### TASK DESCRIPTION:
Output the material beneath exactly, leaving nothing out.

### MATERIAL FOR THIS EXERCISE:

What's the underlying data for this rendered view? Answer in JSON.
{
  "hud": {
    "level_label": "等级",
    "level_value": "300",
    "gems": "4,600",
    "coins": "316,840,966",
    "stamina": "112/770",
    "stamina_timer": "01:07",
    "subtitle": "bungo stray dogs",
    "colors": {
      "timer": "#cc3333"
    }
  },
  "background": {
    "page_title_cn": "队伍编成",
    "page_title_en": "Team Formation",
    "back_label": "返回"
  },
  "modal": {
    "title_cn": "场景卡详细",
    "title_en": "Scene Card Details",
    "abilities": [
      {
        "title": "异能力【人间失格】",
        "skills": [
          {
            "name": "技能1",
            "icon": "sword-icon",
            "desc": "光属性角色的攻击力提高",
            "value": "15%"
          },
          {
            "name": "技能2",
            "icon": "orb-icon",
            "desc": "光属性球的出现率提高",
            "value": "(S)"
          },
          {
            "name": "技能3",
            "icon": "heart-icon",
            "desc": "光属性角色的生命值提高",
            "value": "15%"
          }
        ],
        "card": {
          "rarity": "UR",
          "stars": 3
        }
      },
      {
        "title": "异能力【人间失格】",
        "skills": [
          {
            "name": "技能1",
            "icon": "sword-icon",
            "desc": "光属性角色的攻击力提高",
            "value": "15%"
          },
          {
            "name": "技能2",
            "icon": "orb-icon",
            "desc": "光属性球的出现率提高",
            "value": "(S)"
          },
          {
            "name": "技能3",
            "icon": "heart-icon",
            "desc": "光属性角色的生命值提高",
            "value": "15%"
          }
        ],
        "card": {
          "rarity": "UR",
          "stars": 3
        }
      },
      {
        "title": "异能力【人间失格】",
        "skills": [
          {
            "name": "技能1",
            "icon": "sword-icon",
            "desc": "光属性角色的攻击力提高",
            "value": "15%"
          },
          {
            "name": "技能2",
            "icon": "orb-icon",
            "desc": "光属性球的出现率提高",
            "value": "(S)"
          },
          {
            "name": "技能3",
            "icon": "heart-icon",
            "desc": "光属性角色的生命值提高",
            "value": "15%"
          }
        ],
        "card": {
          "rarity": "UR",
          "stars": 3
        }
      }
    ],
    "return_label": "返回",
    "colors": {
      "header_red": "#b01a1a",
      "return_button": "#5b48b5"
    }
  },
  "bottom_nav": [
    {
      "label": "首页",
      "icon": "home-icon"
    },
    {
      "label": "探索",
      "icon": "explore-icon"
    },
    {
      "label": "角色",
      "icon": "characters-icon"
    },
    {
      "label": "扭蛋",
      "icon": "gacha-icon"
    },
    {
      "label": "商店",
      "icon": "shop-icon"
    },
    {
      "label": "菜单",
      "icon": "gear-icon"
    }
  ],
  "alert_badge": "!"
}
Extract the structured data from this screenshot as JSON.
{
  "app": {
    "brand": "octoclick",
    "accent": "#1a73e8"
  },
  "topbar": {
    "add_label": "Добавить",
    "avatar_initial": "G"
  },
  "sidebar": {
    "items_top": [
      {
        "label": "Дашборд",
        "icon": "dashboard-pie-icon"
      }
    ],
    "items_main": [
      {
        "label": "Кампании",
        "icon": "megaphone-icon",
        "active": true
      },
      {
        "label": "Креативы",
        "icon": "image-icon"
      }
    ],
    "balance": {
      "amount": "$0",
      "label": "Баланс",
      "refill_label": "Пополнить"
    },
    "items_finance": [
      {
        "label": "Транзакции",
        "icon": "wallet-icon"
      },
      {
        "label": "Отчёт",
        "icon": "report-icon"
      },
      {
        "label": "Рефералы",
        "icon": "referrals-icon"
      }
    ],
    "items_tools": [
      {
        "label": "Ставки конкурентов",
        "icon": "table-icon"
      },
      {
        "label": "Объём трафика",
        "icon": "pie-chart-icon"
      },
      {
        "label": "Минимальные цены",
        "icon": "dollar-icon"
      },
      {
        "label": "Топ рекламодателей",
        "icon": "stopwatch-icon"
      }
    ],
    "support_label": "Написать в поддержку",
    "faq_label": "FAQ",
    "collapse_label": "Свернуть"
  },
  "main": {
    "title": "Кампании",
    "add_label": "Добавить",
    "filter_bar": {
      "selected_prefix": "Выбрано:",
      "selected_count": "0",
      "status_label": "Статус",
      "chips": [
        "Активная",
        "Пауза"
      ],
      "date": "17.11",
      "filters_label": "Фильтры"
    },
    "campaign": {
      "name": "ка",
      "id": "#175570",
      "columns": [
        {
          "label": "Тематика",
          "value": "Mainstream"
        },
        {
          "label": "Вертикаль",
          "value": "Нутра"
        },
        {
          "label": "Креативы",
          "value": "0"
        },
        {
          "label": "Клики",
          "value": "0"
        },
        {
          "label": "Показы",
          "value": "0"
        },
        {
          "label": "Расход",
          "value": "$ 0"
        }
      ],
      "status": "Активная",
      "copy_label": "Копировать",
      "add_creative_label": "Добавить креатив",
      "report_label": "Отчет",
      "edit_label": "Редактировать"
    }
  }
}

### SOLUTION TO THIS TASK:
What's the underlying data for this rendered view? Answer in JSON.
{
  "hud": {
    "level_label": "等级",
    "level_value": "300",
    "gems": "4,600",
    "coins": "316,840,966",
    "stamina": "112/770",
    "stamina_timer": "01:07",
    "subtitle": "bungo stray dogs",
    "colors": {
      "timer": "#cc3333"
    }
  },
  "background": {
    "page_title_cn": "队伍编成",
    "page_title_en": "Team Formation",
    "back_label": "返回"
  },
  "modal": {
    "title_cn": "场景卡详细",
    "title_en": "Scene Card Details",
    "abilities": [
      {
        "title": "异能力【人间失格】",
        "skills": [
          {
            "name": "技能1",
            "icon": "sword-icon",
            "desc": "光属性角色的攻击力提高",
            "value": "15%"
          },
          {
            "name": "技能2",
            "icon": "orb-icon",
            "desc": "光属性球的出现率提高",
            "value": "(S)"
          },
          {
            "name": "技能3",
            "icon": "heart-icon",
            "desc": "光属性角色的生命值提高",
            "value": "15%"
          }
        ],
        "card": {
          "rarity": "UR",
          "stars": 3
        }
      },
      {
        "title": "异能力【人间失格】",
        "skills": [
          {
            "name": "技能1",
            "icon": "sword-icon",
            "desc": "光属性角色的攻击力提高",
            "value": "15%"
          },
          {
            "name": "技能2",
            "icon": "orb-icon",
            "desc": "光属性球的出现率提高",
            "value": "(S)"
          },
          {
            "name": "技能3",
            "icon": "heart-icon",
            "desc": "光属性角色的生命值提高",
            "value": "15%"
          }
        ],
        "card": {
          "rarity": "UR",
          "stars": 3
        }
      },
      {
        "title": "异能力【人间失格】",
        "skills": [
          {
            "name": "技能1",
            "icon": "sword-icon",
            "desc": "光属性角色的攻击力提高",
            "value": "15%"
          },
          {
            "name": "技能2",
            "icon": "orb-icon",
            "desc": "光属性球的出现率提高",
            "value": "(S)"
          },
          {
            "name": "技能3",
            "icon": "heart-icon",
            "desc": "光属性角色的生命值提高",
            "value": "15%"
          }
        ],
        "card": {
          "rarity": "UR",
          "stars": 3
        }
      }
    ],
    "return_label": "返回",
    "colors": {
      "header_red": "#b01a1a",
      "return_button": "#5b48b5"
    }
  },
  "bottom_nav": [
    {
      "label": "首页",
      "icon": "home-icon"
    },
    {
      "label": "探索",
      "icon": "explore-icon"
    },
    {
      "label": "角色",
      "icon": "characters-icon"
    },
    {
      "label": "扭蛋",
      "icon": "gacha-icon"
    },
    {
      "label": "商店",
      "icon": "shop-icon"
    },
    {
      "label": "菜单",
      "icon": "gear-icon"
    }
  ],
  "alert_badge": "!"
}
Extract the structured data from this screenshot as JSON.
{
  "app": {
    "brand": "octoclick",
    "accent": "#1a73e8"
  },
  "topbar": {
    "add_label": "Добавить",
    "avatar_initial": "G"
  },
  "sidebar": {
    "items_top": [
      {
        "label": "Дашборд",
        "icon": "dashboard-pie-icon"
      }
    ],
    "items_main": [
      {
        "label": "Кампании",
        "icon": "megaphone-icon",
        "active": true
      },
      {
        "label": "Креативы",
        "icon": "image-icon"
      }
    ],
    "balance": {
      "amount": "$0",
      "label": "Баланс",
      "refill_label": "Пополнить"
    },
    "items_finance": [
      {
        "label": "Транзакции",
        "icon": "wallet-icon"
      },
      {
        "label": "Отчёт",
        "icon": "report-icon"
      },
      {
        "label": "Рефералы",
        "icon": "referrals-icon"
      }
    ],
    "items_tools": [
      {
        "label": "Ставки конкурентов",
        "icon": "table-icon"
      },
      {
        "label": "Объём трафика",
        "icon": "pie-chart-icon"
      },
      {
        "label": "Минимальные цены",
        "icon": "dollar-icon"
      },
      {
        "label": "Топ рекламодателей",
        "icon": "stopwatch-icon"
      }
    ],
    "support_label": "Написать в поддержку",
    "faq_label": "FAQ",
    "collapse_label": "Свернуть"
  },
  "main": {
    "title": "Кампании",
    "add_label": "Добавить",
    "filter_bar": {
      "selected_prefix": "Выбрано:",
      "selected_count": "0",
      "status_label": "Статус",
      "chips": [
        "Активная",
        "Пауза"
      ],
      "date": "17.11",
      "filters_label": "Фильтры"
    },
    "campaign": {
      "name": "ка",
      "id": "#175570",
      "columns": [
        {
          "label": "Тематика",
          "value": "Mainstream"
        },
        {
          "label": "Вертикаль",
          "value": "Нутра"
        },
        {
          "label": "Креативы",
          "value": "0"
        },
        {
          "label": "Клики",
          "value": "0"
        },
        {
          "label": "Показы",
          "value": "0"
        },
        {
          "label": "Расход",
          "value": "$ 0"
        }
      ],
      "status": "Активная",
      "copy_label": "Копировать",
      "add_creative_label": "Добавить креатив",
      "report_label": "Отчет",
      "edit_label": "Редактировать"
    }
  }
}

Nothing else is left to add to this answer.